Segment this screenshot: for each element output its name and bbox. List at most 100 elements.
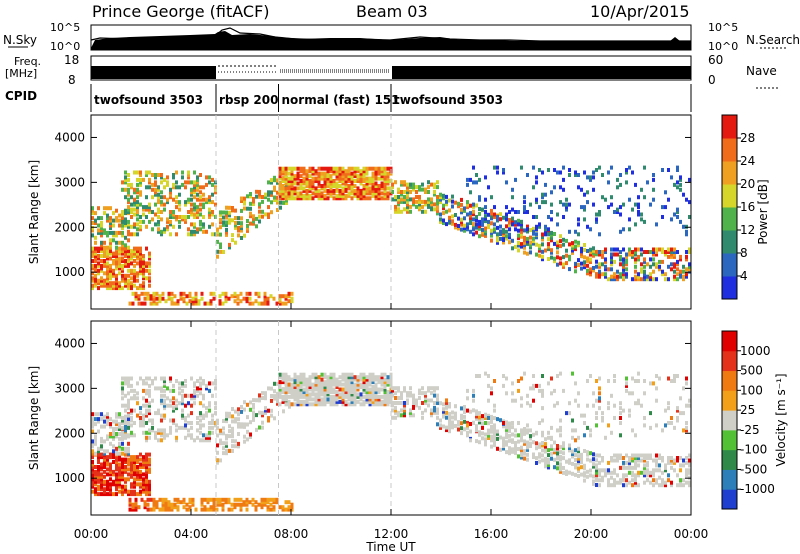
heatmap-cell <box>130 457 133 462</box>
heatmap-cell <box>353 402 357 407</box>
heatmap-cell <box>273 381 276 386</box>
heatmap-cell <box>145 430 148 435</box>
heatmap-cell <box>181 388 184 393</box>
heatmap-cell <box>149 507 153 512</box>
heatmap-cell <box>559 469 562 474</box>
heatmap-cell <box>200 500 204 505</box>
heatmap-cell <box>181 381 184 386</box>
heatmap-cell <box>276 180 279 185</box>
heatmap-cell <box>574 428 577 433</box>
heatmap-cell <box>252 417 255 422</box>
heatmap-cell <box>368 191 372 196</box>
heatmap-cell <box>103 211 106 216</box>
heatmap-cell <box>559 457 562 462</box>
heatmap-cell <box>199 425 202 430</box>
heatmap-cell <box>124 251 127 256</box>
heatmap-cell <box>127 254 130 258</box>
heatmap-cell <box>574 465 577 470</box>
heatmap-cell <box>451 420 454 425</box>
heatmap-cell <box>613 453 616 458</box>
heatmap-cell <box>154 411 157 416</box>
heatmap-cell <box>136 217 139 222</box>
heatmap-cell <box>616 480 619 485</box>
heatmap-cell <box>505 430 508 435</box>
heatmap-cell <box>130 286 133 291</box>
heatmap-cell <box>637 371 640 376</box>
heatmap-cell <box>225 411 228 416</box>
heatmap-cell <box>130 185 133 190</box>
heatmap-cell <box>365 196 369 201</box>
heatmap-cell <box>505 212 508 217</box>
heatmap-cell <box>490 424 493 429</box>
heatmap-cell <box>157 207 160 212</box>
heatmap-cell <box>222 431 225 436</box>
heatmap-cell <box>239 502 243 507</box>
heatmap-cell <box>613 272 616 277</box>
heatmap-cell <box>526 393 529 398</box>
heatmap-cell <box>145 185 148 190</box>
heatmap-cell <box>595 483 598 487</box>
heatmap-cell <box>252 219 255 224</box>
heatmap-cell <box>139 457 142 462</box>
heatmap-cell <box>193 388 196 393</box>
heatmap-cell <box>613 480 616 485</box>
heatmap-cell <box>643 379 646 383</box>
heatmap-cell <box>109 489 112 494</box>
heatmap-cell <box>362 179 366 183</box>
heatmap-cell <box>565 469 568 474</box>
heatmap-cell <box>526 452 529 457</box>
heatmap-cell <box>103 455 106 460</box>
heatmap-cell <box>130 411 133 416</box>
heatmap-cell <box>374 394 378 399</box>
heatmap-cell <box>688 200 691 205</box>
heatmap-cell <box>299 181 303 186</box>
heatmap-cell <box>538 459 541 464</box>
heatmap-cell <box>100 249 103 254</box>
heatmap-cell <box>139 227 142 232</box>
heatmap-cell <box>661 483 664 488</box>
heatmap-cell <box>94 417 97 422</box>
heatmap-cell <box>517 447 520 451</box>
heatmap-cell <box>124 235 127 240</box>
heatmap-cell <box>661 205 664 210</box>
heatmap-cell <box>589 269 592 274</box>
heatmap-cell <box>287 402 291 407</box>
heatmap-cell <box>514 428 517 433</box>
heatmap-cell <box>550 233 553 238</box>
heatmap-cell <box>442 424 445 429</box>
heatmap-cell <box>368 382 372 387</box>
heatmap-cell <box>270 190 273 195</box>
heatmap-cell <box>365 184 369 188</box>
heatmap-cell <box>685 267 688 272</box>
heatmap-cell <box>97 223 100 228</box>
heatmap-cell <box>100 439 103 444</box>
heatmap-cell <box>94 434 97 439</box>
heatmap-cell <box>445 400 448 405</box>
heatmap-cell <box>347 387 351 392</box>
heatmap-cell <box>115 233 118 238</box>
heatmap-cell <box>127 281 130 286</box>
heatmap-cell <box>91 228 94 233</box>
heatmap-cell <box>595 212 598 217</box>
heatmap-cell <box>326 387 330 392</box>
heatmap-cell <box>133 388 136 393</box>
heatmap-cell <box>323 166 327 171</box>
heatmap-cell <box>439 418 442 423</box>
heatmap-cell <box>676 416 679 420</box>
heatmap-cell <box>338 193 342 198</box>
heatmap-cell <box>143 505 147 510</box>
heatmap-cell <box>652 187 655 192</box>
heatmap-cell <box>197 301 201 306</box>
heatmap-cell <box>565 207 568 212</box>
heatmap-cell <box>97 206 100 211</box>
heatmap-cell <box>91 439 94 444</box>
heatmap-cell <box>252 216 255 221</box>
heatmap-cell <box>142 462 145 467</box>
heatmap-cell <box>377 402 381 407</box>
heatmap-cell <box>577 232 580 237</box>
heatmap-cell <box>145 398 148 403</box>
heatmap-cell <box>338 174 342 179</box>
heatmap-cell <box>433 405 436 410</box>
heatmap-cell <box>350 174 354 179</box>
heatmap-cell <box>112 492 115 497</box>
++++++
Exercise description :: Reproduce, word for word, the lines of the records from the line containing "heatmap-cell <box>130 457 133 462</box>" up to and including the line containing "heatmap-cell <box>200 500 204 505</box>".

Reply to the exercise ::
heatmap-cell <box>130 457 133 462</box>
heatmap-cell <box>353 402 357 407</box>
heatmap-cell <box>273 381 276 386</box>
heatmap-cell <box>145 430 148 435</box>
heatmap-cell <box>181 388 184 393</box>
heatmap-cell <box>149 507 153 512</box>
heatmap-cell <box>559 469 562 474</box>
heatmap-cell <box>200 500 204 505</box>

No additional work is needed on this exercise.